#### To be done:
Extract the text of each entry below exactly, leaving every image behind.

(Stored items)

◆ ◆ ◆ ◆

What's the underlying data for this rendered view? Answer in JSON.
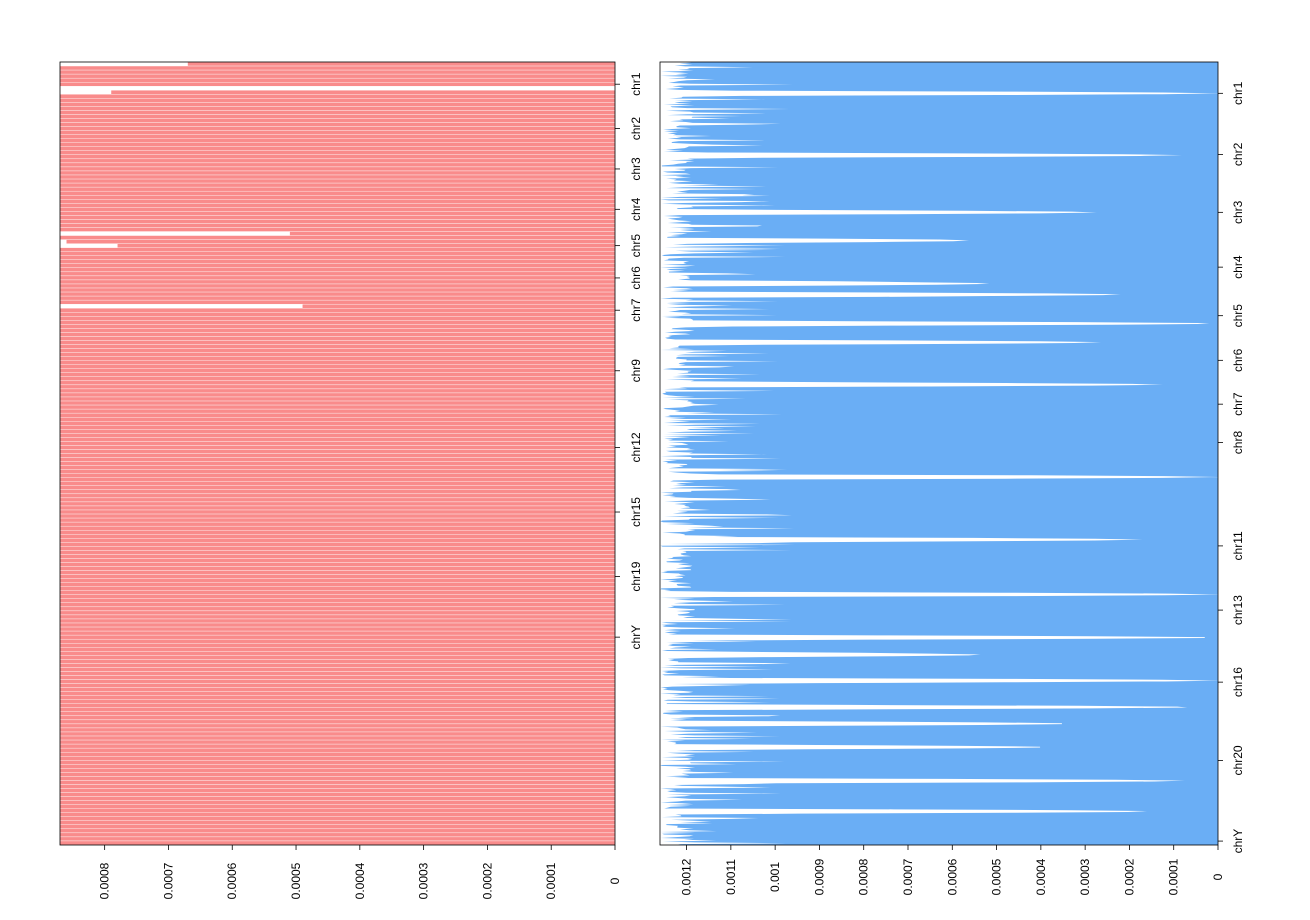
{
  "chart_data": [
    {
      "type": "bar",
      "orientation": "horizontal-reversed",
      "title": "",
      "xlabel": "",
      "ylabel": "",
      "color": "#f98b8b",
      "xlim": [
        0.00087,
        0
      ],
      "x_ticks": [
        0.0008,
        0.0007,
        0.0006,
        0.0005,
        0.0004,
        0.0003,
        0.0002,
        0.0001,
        0
      ],
      "x_tick_labels": [
        "0.0008",
        "0.0007",
        "0.0006",
        "0.0005",
        "0.0004",
        "0.0003",
        "0.0002",
        "0.0001",
        "0"
      ],
      "chromosome_labels": [
        {
          "label": "chr1",
          "bin": 5
        },
        {
          "label": "chr2",
          "bin": 16
        },
        {
          "label": "chr3",
          "bin": 26
        },
        {
          "label": "chr4",
          "bin": 36
        },
        {
          "label": "chr5",
          "bin": 45
        },
        {
          "label": "chr6",
          "bin": 53
        },
        {
          "label": "chr7",
          "bin": 61
        },
        {
          "label": "chr9",
          "bin": 76
        },
        {
          "label": "chr12",
          "bin": 95
        },
        {
          "label": "chr15",
          "bin": 111
        },
        {
          "label": "chr19",
          "bin": 127
        },
        {
          "label": "chrY",
          "bin": 142
        }
      ],
      "values": [
        0.00067,
        0.00087,
        0.00087,
        0.00087,
        0.00087,
        0.00087,
        0.0,
        0.00079,
        0.00087,
        0.00087,
        0.00087,
        0.00087,
        0.00087,
        0.00087,
        0.00087,
        0.00087,
        0.00087,
        0.00087,
        0.00087,
        0.00087,
        0.00087,
        0.00087,
        0.00087,
        0.00087,
        0.00087,
        0.00087,
        0.00087,
        0.00087,
        0.00087,
        0.00087,
        0.00087,
        0.00087,
        0.00087,
        0.00087,
        0.00087,
        0.00087,
        0.00087,
        0.00087,
        0.00087,
        0.00087,
        0.00087,
        0.00087,
        0.00051,
        0.00087,
        0.00086,
        0.00078,
        0.00087,
        0.00087,
        0.00087,
        0.00087,
        0.00087,
        0.00087,
        0.00087,
        0.00087,
        0.00087,
        0.00087,
        0.00087,
        0.00087,
        0.00087,
        0.00087,
        0.00049,
        0.00087,
        0.00087,
        0.00087,
        0.00087,
        0.00087,
        0.00087,
        0.00087,
        0.00087,
        0.00087,
        0.00087,
        0.00087,
        0.00087,
        0.00087,
        0.00087,
        0.00087,
        0.00087,
        0.00087,
        0.00087,
        0.00087,
        0.00087,
        0.00087,
        0.00087,
        0.00087,
        0.00087,
        0.00087,
        0.00087,
        0.00087,
        0.00087,
        0.00087,
        0.00087,
        0.00087,
        0.00087,
        0.00087,
        0.00087,
        0.00087,
        0.00087,
        0.00087,
        0.00087,
        0.00087,
        0.00087,
        0.00087,
        0.00087,
        0.00087,
        0.00087,
        0.00087,
        0.00087,
        0.00087,
        0.00087,
        0.00087,
        0.00087,
        0.00087,
        0.00087,
        0.00087,
        0.00087,
        0.00087,
        0.00087,
        0.00087,
        0.00087,
        0.00087,
        0.00087,
        0.00087,
        0.00087,
        0.00087,
        0.00087,
        0.00087,
        0.00087,
        0.00087,
        0.00087,
        0.00087,
        0.00087,
        0.00087,
        0.00087,
        0.00087,
        0.00087,
        0.00087,
        0.00087,
        0.00087,
        0.00087,
        0.00087,
        0.00087,
        0.00087,
        0.00087,
        0.00087,
        0.00087,
        0.00087,
        0.00087,
        0.00087,
        0.00087,
        0.00087,
        0.00087,
        0.00087,
        0.00087,
        0.00087,
        0.00087,
        0.00087,
        0.00087,
        0.00087,
        0.00087,
        0.00087,
        0.00087,
        0.00087,
        0.00087,
        0.00087,
        0.00087,
        0.00087,
        0.00087,
        0.00087,
        0.00087,
        0.00087,
        0.00087,
        0.00087,
        0.00087,
        0.00087,
        0.00087,
        0.00087,
        0.00087,
        0.00087,
        0.00087,
        0.00087,
        0.00087,
        0.00087,
        0.00087,
        0.00087,
        0.00087,
        0.00087,
        0.00087,
        0.00087,
        0.00087,
        0.00087,
        0.00087,
        0.00087,
        0.00087,
        0.00087
      ]
    },
    {
      "type": "area",
      "orientation": "horizontal-reversed",
      "title": "",
      "xlabel": "",
      "ylabel": "",
      "color": "#6aaef5",
      "xlim": [
        0.00126,
        0
      ],
      "x_ticks": [
        0.0012,
        0.0011,
        0.001,
        0.0009,
        0.0008,
        0.0007,
        0.0006,
        0.0005,
        0.0004,
        0.0003,
        0.0002,
        0.0001,
        0
      ],
      "x_tick_labels": [
        "0.0012",
        "0.0011",
        "0.001",
        "0.0009",
        "0.0008",
        "0.0007",
        "0.0006",
        "0.0005",
        "0.0004",
        "0.0003",
        "0.0002",
        "0.0001",
        "0"
      ],
      "chromosome_labels": [
        {
          "label": "chr1",
          "frac": 0.04
        },
        {
          "label": "chr2",
          "frac": 0.118
        },
        {
          "label": "chr3",
          "frac": 0.192
        },
        {
          "label": "chr4",
          "frac": 0.262
        },
        {
          "label": "chr5",
          "frac": 0.324
        },
        {
          "label": "chr6",
          "frac": 0.381
        },
        {
          "label": "chr7",
          "frac": 0.437
        },
        {
          "label": "chr8",
          "frac": 0.486
        },
        {
          "label": "chr11",
          "frac": 0.618
        },
        {
          "label": "chr13",
          "frac": 0.7
        },
        {
          "label": "chr16",
          "frac": 0.792
        },
        {
          "label": "chr20",
          "frac": 0.892
        },
        {
          "label": "chrY",
          "frac": 0.995
        }
      ],
      "dips": [
        {
          "frac": 0.04,
          "value": 0.0
        },
        {
          "frac": 0.119,
          "value": 8e-05
        },
        {
          "frac": 0.192,
          "value": 0.00027
        },
        {
          "frac": 0.228,
          "value": 0.00056
        },
        {
          "frac": 0.283,
          "value": 0.00051
        },
        {
          "frac": 0.297,
          "value": 0.00021
        },
        {
          "frac": 0.334,
          "value": 0.0
        },
        {
          "frac": 0.358,
          "value": 0.00026
        },
        {
          "frac": 0.412,
          "value": 0.00012
        },
        {
          "frac": 0.53,
          "value": 0.0
        },
        {
          "frac": 0.61,
          "value": 0.00017
        },
        {
          "frac": 0.68,
          "value": 0.0
        },
        {
          "frac": 0.735,
          "value": 0.0
        },
        {
          "frac": 0.757,
          "value": 0.00053
        },
        {
          "frac": 0.79,
          "value": 0.0
        },
        {
          "frac": 0.824,
          "value": 5e-05
        },
        {
          "frac": 0.845,
          "value": 0.00033
        },
        {
          "frac": 0.875,
          "value": 0.00038
        },
        {
          "frac": 0.918,
          "value": 7e-05
        },
        {
          "frac": 0.957,
          "value": 0.00015
        }
      ]
    }
  ]
}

◆ ◆ ◆ ◆

#### Written response:
What's the underlying data for this rendered view? Answer in JSON.
{
  "chart_data": [
    {
      "type": "bar",
      "orientation": "horizontal-reversed",
      "title": "",
      "xlabel": "",
      "ylabel": "",
      "color": "#f98b8b",
      "xlim": [
        0.00087,
        0
      ],
      "x_ticks": [
        0.0008,
        0.0007,
        0.0006,
        0.0005,
        0.0004,
        0.0003,
        0.0002,
        0.0001,
        0
      ],
      "x_tick_labels": [
        "0.0008",
        "0.0007",
        "0.0006",
        "0.0005",
        "0.0004",
        "0.0003",
        "0.0002",
        "0.0001",
        "0"
      ],
      "chromosome_labels": [
        {
          "label": "chr1",
          "bin": 5
        },
        {
          "label": "chr2",
          "bin": 16
        },
        {
          "label": "chr3",
          "bin": 26
        },
        {
          "label": "chr4",
          "bin": 36
        },
        {
          "label": "chr5",
          "bin": 45
        },
        {
          "label": "chr6",
          "bin": 53
        },
        {
          "label": "chr7",
          "bin": 61
        },
        {
          "label": "chr9",
          "bin": 76
        },
        {
          "label": "chr12",
          "bin": 95
        },
        {
          "label": "chr15",
          "bin": 111
        },
        {
          "label": "chr19",
          "bin": 127
        },
        {
          "label": "chrY",
          "bin": 142
        }
      ],
      "values": [
        0.00067,
        0.00087,
        0.00087,
        0.00087,
        0.00087,
        0.00087,
        0.0,
        0.00079,
        0.00087,
        0.00087,
        0.00087,
        0.00087,
        0.00087,
        0.00087,
        0.00087,
        0.00087,
        0.00087,
        0.00087,
        0.00087,
        0.00087,
        0.00087,
        0.00087,
        0.00087,
        0.00087,
        0.00087,
        0.00087,
        0.00087,
        0.00087,
        0.00087,
        0.00087,
        0.00087,
        0.00087,
        0.00087,
        0.00087,
        0.00087,
        0.00087,
        0.00087,
        0.00087,
        0.00087,
        0.00087,
        0.00087,
        0.00087,
        0.00051,
        0.00087,
        0.00086,
        0.00078,
        0.00087,
        0.00087,
        0.00087,
        0.00087,
        0.00087,
        0.00087,
        0.00087,
        0.00087,
        0.00087,
        0.00087,
        0.00087,
        0.00087,
        0.00087,
        0.00087,
        0.00049,
        0.00087,
        0.00087,
        0.00087,
        0.00087,
        0.00087,
        0.00087,
        0.00087,
        0.00087,
        0.00087,
        0.00087,
        0.00087,
        0.00087,
        0.00087,
        0.00087,
        0.00087,
        0.00087,
        0.00087,
        0.00087,
        0.00087,
        0.00087,
        0.00087,
        0.00087,
        0.00087,
        0.00087,
        0.00087,
        0.00087,
        0.00087,
        0.00087,
        0.00087,
        0.00087,
        0.00087,
        0.00087,
        0.00087,
        0.00087,
        0.00087,
        0.00087,
        0.00087,
        0.00087,
        0.00087,
        0.00087,
        0.00087,
        0.00087,
        0.00087,
        0.00087,
        0.00087,
        0.00087,
        0.00087,
        0.00087,
        0.00087,
        0.00087,
        0.00087,
        0.00087,
        0.00087,
        0.00087,
        0.00087,
        0.00087,
        0.00087,
        0.00087,
        0.00087,
        0.00087,
        0.00087,
        0.00087,
        0.00087,
        0.00087,
        0.00087,
        0.00087,
        0.00087,
        0.00087,
        0.00087,
        0.00087,
        0.00087,
        0.00087,
        0.00087,
        0.00087,
        0.00087,
        0.00087,
        0.00087,
        0.00087,
        0.00087,
        0.00087,
        0.00087,
        0.00087,
        0.00087,
        0.00087,
        0.00087,
        0.00087,
        0.00087,
        0.00087,
        0.00087,
        0.00087,
        0.00087,
        0.00087,
        0.00087,
        0.00087,
        0.00087,
        0.00087,
        0.00087,
        0.00087,
        0.00087,
        0.00087,
        0.00087,
        0.00087,
        0.00087,
        0.00087,
        0.00087,
        0.00087,
        0.00087,
        0.00087,
        0.00087,
        0.00087,
        0.00087,
        0.00087,
        0.00087,
        0.00087,
        0.00087,
        0.00087,
        0.00087,
        0.00087,
        0.00087,
        0.00087,
        0.00087,
        0.00087,
        0.00087,
        0.00087,
        0.00087,
        0.00087,
        0.00087,
        0.00087,
        0.00087,
        0.00087,
        0.00087,
        0.00087,
        0.00087
      ]
    },
    {
      "type": "area",
      "orientation": "horizontal-reversed",
      "title": "",
      "xlabel": "",
      "ylabel": "",
      "color": "#6aaef5",
      "xlim": [
        0.00126,
        0
      ],
      "x_ticks": [
        0.0012,
        0.0011,
        0.001,
        0.0009,
        0.0008,
        0.0007,
        0.0006,
        0.0005,
        0.0004,
        0.0003,
        0.0002,
        0.0001,
        0
      ],
      "x_tick_labels": [
        "0.0012",
        "0.0011",
        "0.001",
        "0.0009",
        "0.0008",
        "0.0007",
        "0.0006",
        "0.0005",
        "0.0004",
        "0.0003",
        "0.0002",
        "0.0001",
        "0"
      ],
      "chromosome_labels": [
        {
          "label": "chr1",
          "frac": 0.04
        },
        {
          "label": "chr2",
          "frac": 0.118
        },
        {
          "label": "chr3",
          "frac": 0.192
        },
        {
          "label": "chr4",
          "frac": 0.262
        },
        {
          "label": "chr5",
          "frac": 0.324
        },
        {
          "label": "chr6",
          "frac": 0.381
        },
        {
          "label": "chr7",
          "frac": 0.437
        },
        {
          "label": "chr8",
          "frac": 0.486
        },
        {
          "label": "chr11",
          "frac": 0.618
        },
        {
          "label": "chr13",
          "frac": 0.7
        },
        {
          "label": "chr16",
          "frac": 0.792
        },
        {
          "label": "chr20",
          "frac": 0.892
        },
        {
          "label": "chrY",
          "frac": 0.995
        }
      ],
      "dips": [
        {
          "frac": 0.04,
          "value": 0.0
        },
        {
          "frac": 0.119,
          "value": 8e-05
        },
        {
          "frac": 0.192,
          "value": 0.00027
        },
        {
          "frac": 0.228,
          "value": 0.00056
        },
        {
          "frac": 0.283,
          "value": 0.00051
        },
        {
          "frac": 0.297,
          "value": 0.00021
        },
        {
          "frac": 0.334,
          "value": 0.0
        },
        {
          "frac": 0.358,
          "value": 0.00026
        },
        {
          "frac": 0.412,
          "value": 0.00012
        },
        {
          "frac": 0.53,
          "value": 0.0
        },
        {
          "frac": 0.61,
          "value": 0.00017
        },
        {
          "frac": 0.68,
          "value": 0.0
        },
        {
          "frac": 0.735,
          "value": 0.0
        },
        {
          "frac": 0.757,
          "value": 0.00053
        },
        {
          "frac": 0.79,
          "value": 0.0
        },
        {
          "frac": 0.824,
          "value": 5e-05
        },
        {
          "frac": 0.845,
          "value": 0.00033
        },
        {
          "frac": 0.875,
          "value": 0.00038
        },
        {
          "frac": 0.918,
          "value": 7e-05
        },
        {
          "frac": 0.957,
          "value": 0.00015
        }
      ]
    }
  ]
}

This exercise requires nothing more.